**Task description:** Leaving the pictures aside, transcribe every line below exactly.

(Data excerpts)
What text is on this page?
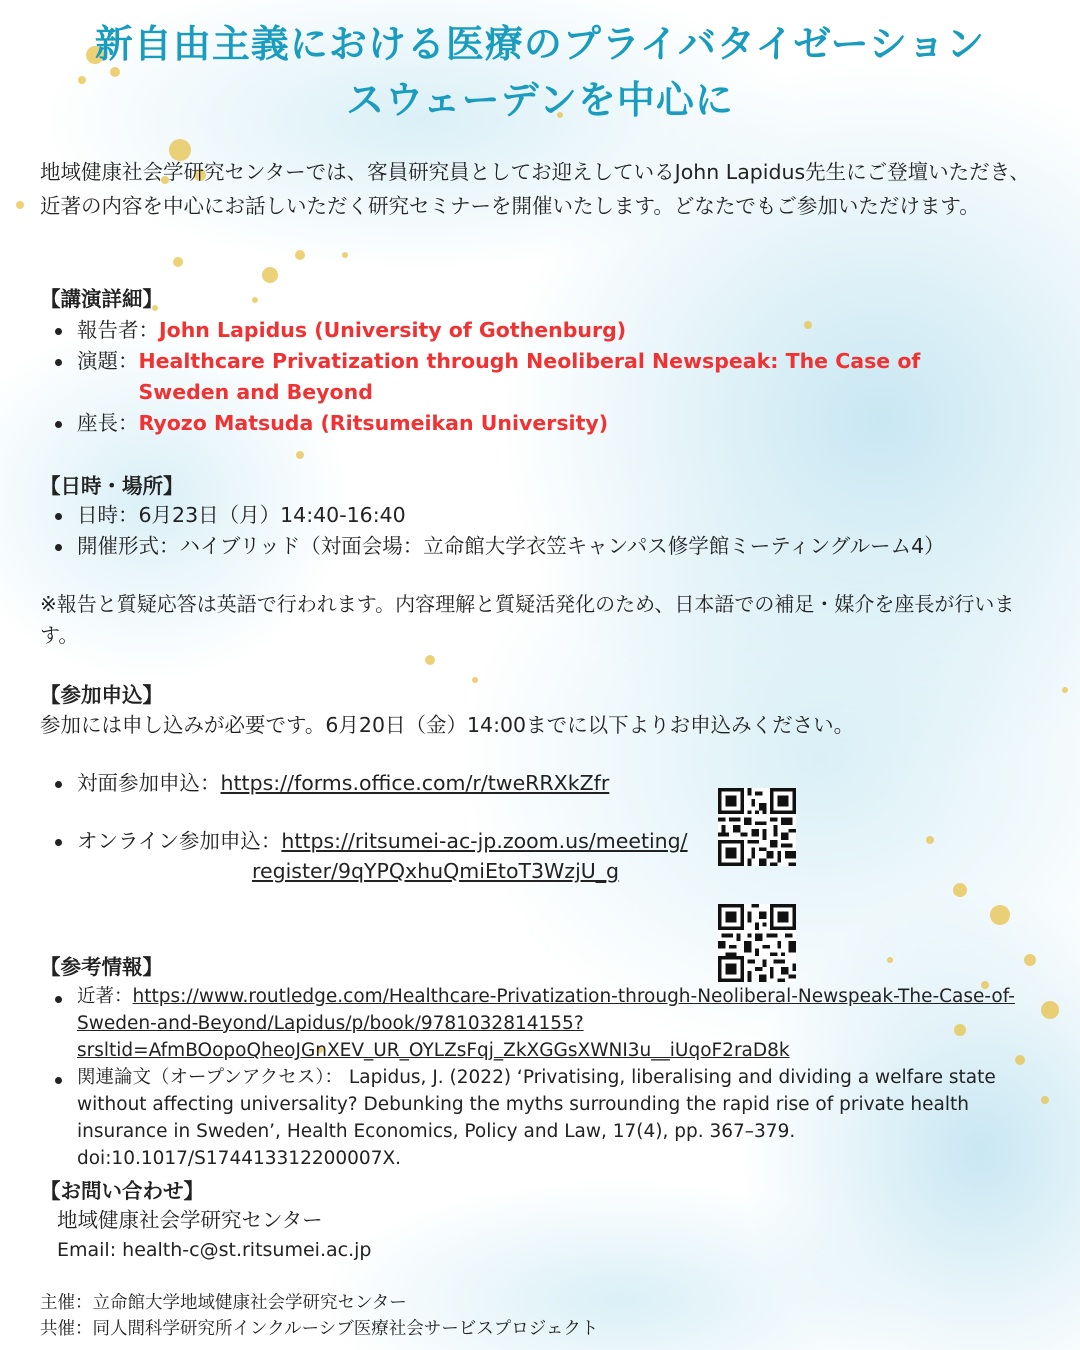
新自由主義における医療のプライバタイゼーション
スウェーデンを中心に
地域健康社会学研究センターでは、客員研究員としてお迎えしているJohn Lapidus先生にご登壇いただき、近著の内容を中心にお話しいただく研究セミナーを開催いたします。どなたでもご参加いただけます。
【講演詳細】
報告者：John Lapidus (University of Gothenburg)
演題： Healthcare Privatization through Neoliberal Newspeak: The Case of Sweden and Beyond
座長：Ryozo Matsuda (Ritsumeikan University)
【日時・場所】
日時：6月23日（月）14:40-16:40
開催形式：ハイブリッド（対面会場：立命館大学衣笠キャンパス修学館ミーティングルーム4）
※報告と質疑応答は英語で行われます。内容理解と質疑活発化のため、日本語での補足・媒介を座長が行います。
【参加申込】
参加には申し込みが必要です。6月20日（金）14:00までに以下よりお申込みください。
対面参加申込：https://forms.office.com/r/tweRRXkZfr
オンライン参加申込：https://ritsumei-ac-jp.zoom.us/meeting/
register/9qYPQxhuQmiEtoT3WzjU_g
【参考情報】
近著：https://www.routledge.com/Healthcare-Privatization-through-Neoliberal-Newspeak-The-Case-of-
Sweden-and-Beyond/Lapidus/p/book/9781032814155?
srsltid=AfmBOopoQheoJGnXEV_UR_OYLZsFqj_ZkXGGsXWNI3u__iUqoF2raD8k
関連論文（オープンアクセス）： Lapidus, J. (2022) ‘Privatising, liberalising and dividing a welfare state without affecting universality? Debunking the myths surrounding the rapid rise of private health insurance in Sweden’, Health Economics, Policy and Law, 17(4), pp. 367–379. doi:10.1017/S174413312200007X.
【お問い合わせ】
地域健康社会学研究センター
Email: health-c@st.ritsumei.ac.jp
主催：立命館大学地域健康社会学研究センター
共催：同人間科学研究所インクルーシブ医療社会サービスプロジェクト
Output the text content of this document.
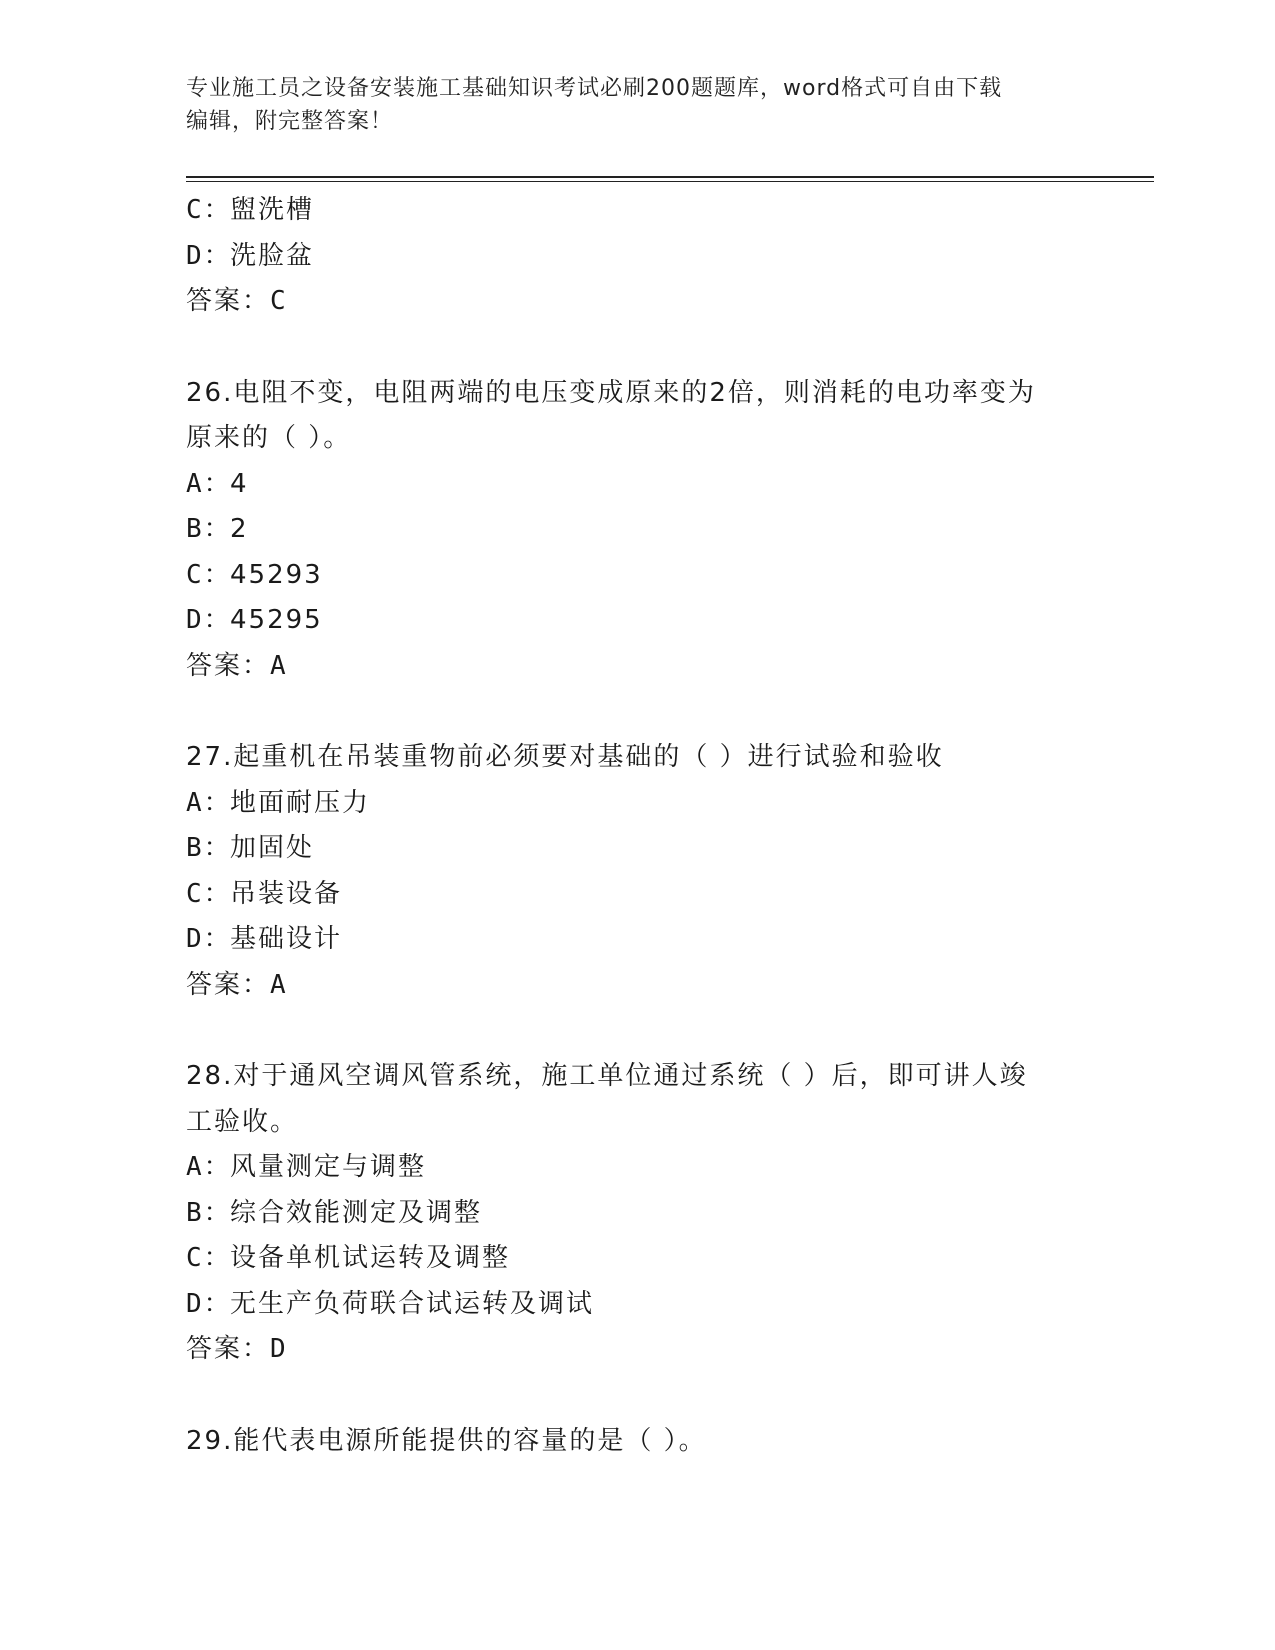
专业施工员之设备安装施工基础知识考试必刷200题题库，word格式可自由下载
编辑，附完整答案！
C：盥洗槽
D：洗脸盆
答案：C
26.电阻不变，电阻两端的电压变成原来的2倍，则消耗的电功率变为
原来的（ ）。
A：4
B：2
C：45293
D：45295
答案：A
27.起重机在吊装重物前必须要对基础的（ ）进行试验和验收
A：地面耐压力
B：加固处
C：吊装设备
D：基础设计
答案：A
28.对于通风空调风管系统，施工单位通过系统（ ）后，即可讲人竣
工验收。
A：风量测定与调整
B：综合效能测定及调整
C：设备单机试运转及调整
D：无生产负荷联合试运转及调试
答案：D
29.能代表电源所能提供的容量的是（ ）。
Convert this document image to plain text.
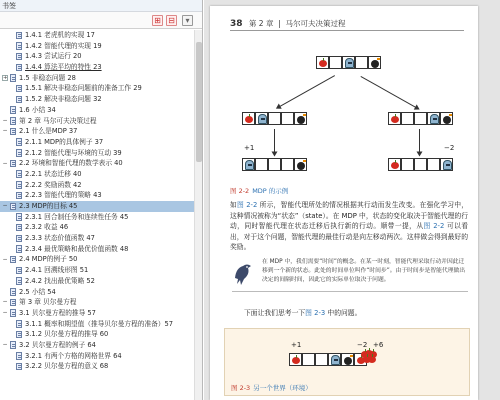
书签
⊞ ⊟	▾
1.4.1 老虎机的实现 17
1.4.2 智能代理的实现 19
1.4.3 尝试运行 20
1.4.4 算法平均的特性 23
+ 1.5 非稳态问题 28
1.5.1 解决非稳态问题前的准备工作 29
1.5.2 解决非稳态问题 32
1.6 小结 34
− 第 2 章 马尔可夫决策过程
− 2.1 什么是MDP 37
2.1.1 MDP的具体例子 37
2.1.2 智能代理与环境的互动 39
− 2.2 环境和智能代理的数学表示 40
2.2.1 状态迁移 40
2.2.2 奖励函数 42
2.2.3 智能代理的策略 43
− 2.3 MDP的目标 45
2.3.1 回合制任务和连续性任务 45
2.3.2 收益 46
2.3.3 状态价值函数 47
2.3.4 最优策略和最优价值函数 48
− 2.4 MDP的例子 50
2.4.1 回溯线形图 51
2.4.2 找出最优策略 52
2.5 小结 54
− 第 3 章 贝尔曼方程
− 3.1 贝尔曼方程的推导 57
3.1.1 概率和期望值（推导贝尔曼方程的准备）57
3.1.2 贝尔曼方程的推导 60
− 3.2 贝尔曼方程的例子 64
3.2.1 有两个方格的网格世界 64
3.2.2 贝尔曼方程的意义 68
38 第 2 章  |  马尔可夫决策过程
+1	−2
图 2-2 MDP 的示例
如图 2-2 所示，智能代理所处的情况根据其行动而发生改变。在强化学习中，这种情况被称为“状态”（state）。在 MDP 中，状态的变化取决于智能代理的行动，同时智能代理在状态迁移后执行新的行动。顺带一提，从图 2-2 可以看出，对于这个问题，智能代理的最佳行动是向左移动两次。这样做会得到最好的奖励。
在 MDP 中，我们需要“时间”的概念。在某一时刻，智能代理采取行动并因此迁移到一个新的状态。此处的时间单位叫作“时间步”。由于时间步是智能代理做出决定的间隔时间，因此它的实际单位取决于问题。
下面让我们思考一下图 2-3 中的问题。
+1	−2 +6
图 2-3 另一个世界（环境）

**Answer below:**
What text is on this page?
新自由主義における医療のプライバタイゼーション
スウェーデンを中心に
地域健康社会学研究センターでは、客員研究員としてお迎えしているJohn Lapidus先生にご登壇いただき、近著の内容を中心にお話しいただく研究セミナーを開催いたします。どなたでもご参加いただけます。
【講演詳細】
報告者：John Lapidus (University of Gothenburg)
演題： Healthcare Privatization through Neoliberal Newspeak: The Case of Sweden and Beyond
座長：Ryozo Matsuda (Ritsumeikan University)
【日時・場所】
日時：6月23日（月）14:40-16:40
開催形式：ハイブリッド（対面会場：立命館大学衣笠キャンパス修学館ミーティングルーム4）
※報告と質疑応答は英語で行われます。内容理解と質疑活発化のため、日本語での補足・媒介を座長が行います。
【参加申込】
参加には申し込みが必要です。6月20日（金）14:00までに以下よりお申込みください。
対面参加申込：https://forms.office.com/r/tweRRXkZfr
オンライン参加申込：https://ritsumei-ac-jp.zoom.us/meeting/
register/9qYPQxhuQmiEtoT3WzjU_g
【参考情報】
近著：https://www.routledge.com/Healthcare-Privatization-through-Neoliberal-Newspeak-The-Case-of-
Sweden-and-Beyond/Lapidus/p/book/9781032814155?
srsltid=AfmBOopoQheoJGnXEV_UR_OYLZsFqj_ZkXGGsXWNI3u__iUqoF2raD8k
関連論文（オープンアクセス）： Lapidus, J. (2022) ‘Privatising, liberalising and dividing a welfare state without affecting universality? Debunking the myths surrounding the rapid rise of private health insurance in Sweden’, Health Economics, Policy and Law, 17(4), pp. 367–379. doi:10.1017/S174413312200007X.
【お問い合わせ】
地域健康社会学研究センター
Email: health-c@st.ritsumei.ac.jp
主催：立命館大学地域健康社会学研究センター
共催：同人間科学研究所インクルーシブ医療社会サービスプロジェクト
Output the text content of this document.
专业施工员之设备安装施工基础知识考试必刷200题题库，word格式可自由下载
编辑，附完整答案！
C：盥洗槽
D：洗脸盆
答案：C
26.电阻不变，电阻两端的电压变成原来的2倍，则消耗的电功率变为
原来的（ ）。
A：4
B：2
C：45293
D：45295
答案：A
27.起重机在吊装重物前必须要对基础的（ ）进行试验和验收
A：地面耐压力
B：加固处
C：吊装设备
D：基础设计
答案：A
28.对于通风空调风管系统，施工单位通过系统（ ）后，即可讲人竣
工验收。
A：风量测定与调整
B：综合效能测定及调整
C：设备单机试运转及调整
D：无生产负荷联合试运转及调试
答案：D
29.能代表电源所能提供的容量的是（ ）。
Convert this document image to plain text.
书签
⊞ ⊟	▾
1.4.1 老虎机的实现 17
1.4.2 智能代理的实现 19
1.4.3 尝试运行 20
1.4.4 算法平均的特性 23
+ 1.5 非稳态问题 28
1.5.1 解决非稳态问题前的准备工作 29
1.5.2 解决非稳态问题 32
1.6 小结 34
− 第 2 章 马尔可夫决策过程
− 2.1 什么是MDP 37
2.1.1 MDP的具体例子 37
2.1.2 智能代理与环境的互动 39
− 2.2 环境和智能代理的数学表示 40
2.2.1 状态迁移 40
2.2.2 奖励函数 42
2.2.3 智能代理的策略 43
− 2.3 MDP的目标 45
2.3.1 回合制任务和连续性任务 45
2.3.2 收益 46
2.3.3 状态价值函数 47
2.3.4 最优策略和最优价值函数 48
− 2.4 MDP的例子 50
2.4.1 回溯线形图 51
2.4.2 找出最优策略 52
2.5 小结 54
− 第 3 章 贝尔曼方程
− 3.1 贝尔曼方程的推导 57
3.1.1 概率和期望值（推导贝尔曼方程的准备）57
3.1.2 贝尔曼方程的推导 60
− 3.2 贝尔曼方程的例子 64
3.2.1 有两个方格的网格世界 64
3.2.2 贝尔曼方程的意义 68
38 第 2 章  |  马尔可夫决策过程
+1	−2
图 2-2 MDP 的示例
如图 2-2 所示，智能代理所处的情况根据其行动而发生改变。在强化学习中，这种情况被称为“状态”（state）。在 MDP 中，状态的变化取决于智能代理的行动，同时智能代理在状态迁移后执行新的行动。顺带一提，从图 2-2 可以看出，对于这个问题，智能代理的最佳行动是向左移动两次。这样做会得到最好的奖励。
在 MDP 中，我们需要“时间”的概念。在某一时刻，智能代理采取行动并因此迁移到一个新的状态。此处的时间单位叫作“时间步”。由于时间步是智能代理做出决定的间隔时间，因此它的实际单位取决于问题。
下面让我们思考一下图 2-3 中的问题。
+1	−2 +6
图 2-3 另一个世界（环境）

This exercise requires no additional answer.